_Task A_: In the OpenNLP parsing tutorial below, list every part-of-speech tag that the code tests for before adding a word to the verb set.

_Quoted text_:

Thursday, May 16, 2013

Search Noun , Adjectives & Verbs from Text Using JAVA with Apache OpenNLP Parse

Description : 

Some time we need to parse the text from text paragraph or we need to search some nouns , verbs etc from the paragraph. To sort the nouns and verbs or etc from paragraph , we need to implement Natural Language Processing , which is he part of Artificial Intelligence. But there are number of tools are provide to perform the task , and these tools are also used with programming languages. There are several tools are provide by the OpenNLP to process the paragraph , according to requirements , here is the documentation , that define how to use OpenNLP in different conditions or requirements. Today's we show how to use Apache OpenNLP to process the paragraph with the help of Java Using Parse Technique .

Requirements :

  • Download the Apache OpenNLP jars from OpenNLP website. 
  • Download JDK 7 (From my side , this is tested in JDK 7)
  • Download parser-chunking tool from here (there are so many tools are here)

Following is the code of Program : 

import java.io.FileInputStream;
import java.io.InputStream;
import java.util.HashSet;
import java.util.Set;

import opennlp.tools.cmdline.parser.ParserTool;
import opennlp.tools.parser.Parse;
import opennlp.tools.parser.Parser;
import opennlp.tools.parser.ParserFactory;
import opennlp.tools.parser.ParserModel;

public class ParserTest {

 static Set<String> nounPhrases = new HashSet<>();
 static Set<String> adjectivePhrases = new HashSet<>();
 static Set<String> verbPhrases = new HashSet<>();
 private static String line = "The Moon is a barren, rocky world     without air and water. It has dark lava plain on its surface. " +
"The Moon is filled wit craters. It has no light of its own. It gets its light from the Sun. The Moo keeps changing its " +
"shape as it moves round the Earth. It spins on its axis in 27.3 days stars were named after the Edwin Aldrin were the " +
first ones to set their foot on the Moon on 21 July 1969 They reached the Moon in their space craft named Apollo II";
 public void getNounPhrases(Parse p) {
  if (p.getType().equals("NN") || p.getType().equals("NNS") ||  p.getType().equals("NNP") || p.getType().equals("NNPS")) {
        nounPhrases.add(p.getCoveredText());
  }

  if (p.getType().equals("JJ") || p.getType().equals("JJR") || p.getType().equals("JJS")) {
    adjectivePhrases.add(p.getCoveredText());
  }
   
  if (p.getType().equals("VB") || p.getType().equals("VBP") || p.getType().equals("VBG")|| p.getType().equals("VBD") || p.getType().equals("VBN")) {
    verbPhrases.add(p.getCoveredText());
   }
   
  for (Parse child : p.getChildren()) {
        getNounPhrases(child);
  }
}
public void parserAction() throws Exception {
 InputStream is = new FileInputStream("en-parser-chunking.bin");
 ParserModel model = new ParserModel(is);
 Parser parser = ParserFactory.create(model);
 Parse topParses[] = ParserTool.parseLine(line, parser, 1);
 for (Parse p : topParses){
  //p.show();
  getNounPhrases(p);
 }
}

 public static void main(String[] args) throws Exception {
  new ParserTest().parserAction();
  System.out.println("List of Noun Parse : "+nounPhrases);
  System.out.println("List of Adjective Parse : "+adjectivePhrases);
  System.out.println("List of Verb Parse : "+verbPhrases);
 }
}

in this program the "NN","NNP" etc are the code for finding Nouns , Adjective , Verbs etc . Here are the list of all codes.

_Task material_:

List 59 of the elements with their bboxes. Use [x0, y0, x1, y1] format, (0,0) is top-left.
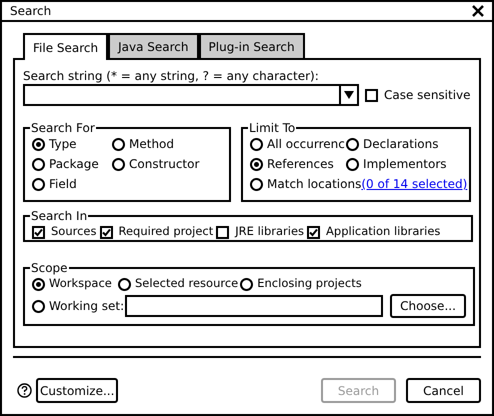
group-title: Limit To	[248, 122, 296, 134]
tab[interactable]: Plug-in Search	[198, 33, 305, 58]
option-label[interactable]: Required project	[118, 223, 214, 241]
check-icon	[309, 228, 318, 236]
dialog-button[interactable]: Customize...	[36, 378, 118, 403]
checkbox[interactable]	[100, 226, 112, 238]
window-title: Search	[10, 3, 52, 20]
radio-button[interactable]	[32, 158, 45, 170]
radio-button[interactable]	[112, 158, 125, 170]
help-icon[interactable]	[17, 383, 32, 398]
radio-button[interactable]	[250, 178, 264, 190]
option-label[interactable]: Field	[49, 175, 77, 193]
tab[interactable]: Java Search	[108, 33, 199, 58]
selection-link[interactable]: (0 of 14 selected)	[361, 175, 468, 193]
search-string-combo[interactable]	[23, 84, 359, 106]
option-label[interactable]: Working set:	[49, 297, 124, 315]
group-title: Scope	[30, 262, 69, 274]
option-label[interactable]: Constructor	[129, 155, 200, 173]
option-label[interactable]: Package	[49, 155, 99, 173]
option-label[interactable]: References	[267, 155, 334, 173]
radio-button[interactable]	[32, 138, 45, 150]
option-label[interactable]: Implementors	[363, 155, 447, 173]
checkbox[interactable]	[216, 226, 230, 238]
radio-button[interactable]	[32, 278, 45, 290]
radio-button[interactable]	[250, 138, 264, 150]
option-label[interactable]: Method	[129, 135, 174, 153]
check-icon	[102, 228, 110, 236]
option-label[interactable]: Declarations	[363, 135, 438, 153]
option-label[interactable]: JRE libraries	[235, 223, 304, 241]
option-label[interactable]: Case sensitive	[384, 86, 471, 104]
radio-button[interactable]	[32, 178, 45, 190]
radio-button[interactable]	[112, 138, 125, 150]
choose-button[interactable]: Choose...	[390, 294, 466, 318]
radio-button[interactable]	[240, 278, 254, 290]
field-label: Search string (* = any string, ? = any character):	[23, 68, 320, 84]
radio-button[interactable]	[118, 278, 131, 290]
radio-button[interactable]	[346, 138, 360, 150]
option-label[interactable]: Type	[49, 135, 77, 153]
checkbox[interactable]	[32, 226, 45, 238]
radio-button[interactable]	[32, 300, 45, 312]
radio-button[interactable]	[250, 158, 264, 170]
option-label[interactable]: Workspace	[49, 275, 112, 293]
option-label[interactable]: Selected resource	[135, 275, 238, 293]
checkbox[interactable]	[365, 88, 378, 102]
group-title: Search For	[30, 122, 96, 134]
close-icon[interactable]	[472, 5, 484, 17]
option-label[interactable]: Enclosing projects	[257, 275, 362, 293]
option-label[interactable]: Application libraries	[326, 223, 440, 241]
option-label[interactable]: All occurrenc	[267, 135, 345, 153]
dialog-button[interactable]: Cancel	[406, 378, 481, 403]
group-title: Search In	[30, 210, 88, 222]
checkbox[interactable]	[307, 226, 320, 238]
radio-button[interactable]	[346, 158, 360, 170]
option-label[interactable]: Match locations	[267, 175, 362, 193]
dropdown-icon	[344, 91, 354, 99]
working-set-field[interactable]	[125, 295, 384, 317]
option-label[interactable]: Sources	[51, 223, 96, 241]
check-icon	[34, 228, 43, 236]
tab[interactable]: File Search	[23, 33, 108, 60]
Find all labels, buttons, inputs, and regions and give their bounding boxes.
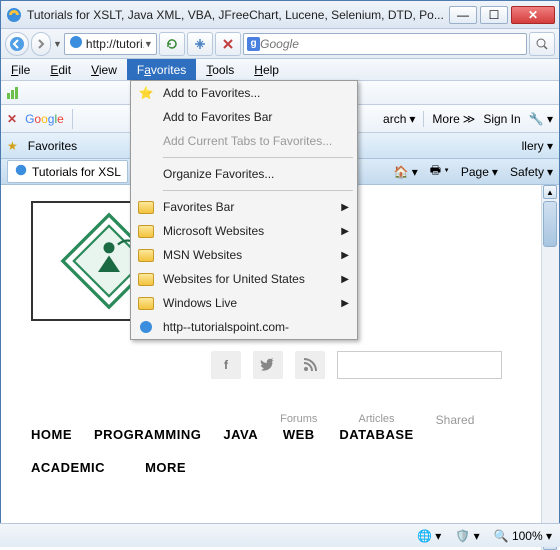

_Task B_: Rewrite the lines of the listing from the line holding "122, 296, 134]" through the line holding "262, 69, 274]", inclusive, with "radio-button" replaced by "radio-option" and nothing else changed.

_Written solution A_: VB, VBP, VBG, VBD, VBN

_Written solution B_:
group-title: Limit To	[248, 122, 296, 134]
tab[interactable]: Plug-in Search	[198, 33, 305, 58]
option-label[interactable]: Required project	[118, 223, 214, 241]
check-icon	[309, 228, 318, 236]
dialog-button[interactable]: Customize...	[36, 378, 118, 403]
checkbox[interactable]	[100, 226, 112, 238]
window-title: Search	[10, 3, 52, 20]
radio-option[interactable]	[32, 158, 45, 170]
radio-option[interactable]	[112, 158, 125, 170]
help-icon[interactable]	[17, 383, 32, 398]
radio-option[interactable]	[250, 178, 264, 190]
option-label[interactable]: Field	[49, 175, 77, 193]
tab[interactable]: Java Search	[108, 33, 199, 58]
selection-link[interactable]: (0 of 14 selected)	[361, 175, 468, 193]
search-string-combo[interactable]	[23, 84, 359, 106]
option-label[interactable]: Working set:	[49, 297, 124, 315]
group-title: Scope	[30, 262, 69, 274]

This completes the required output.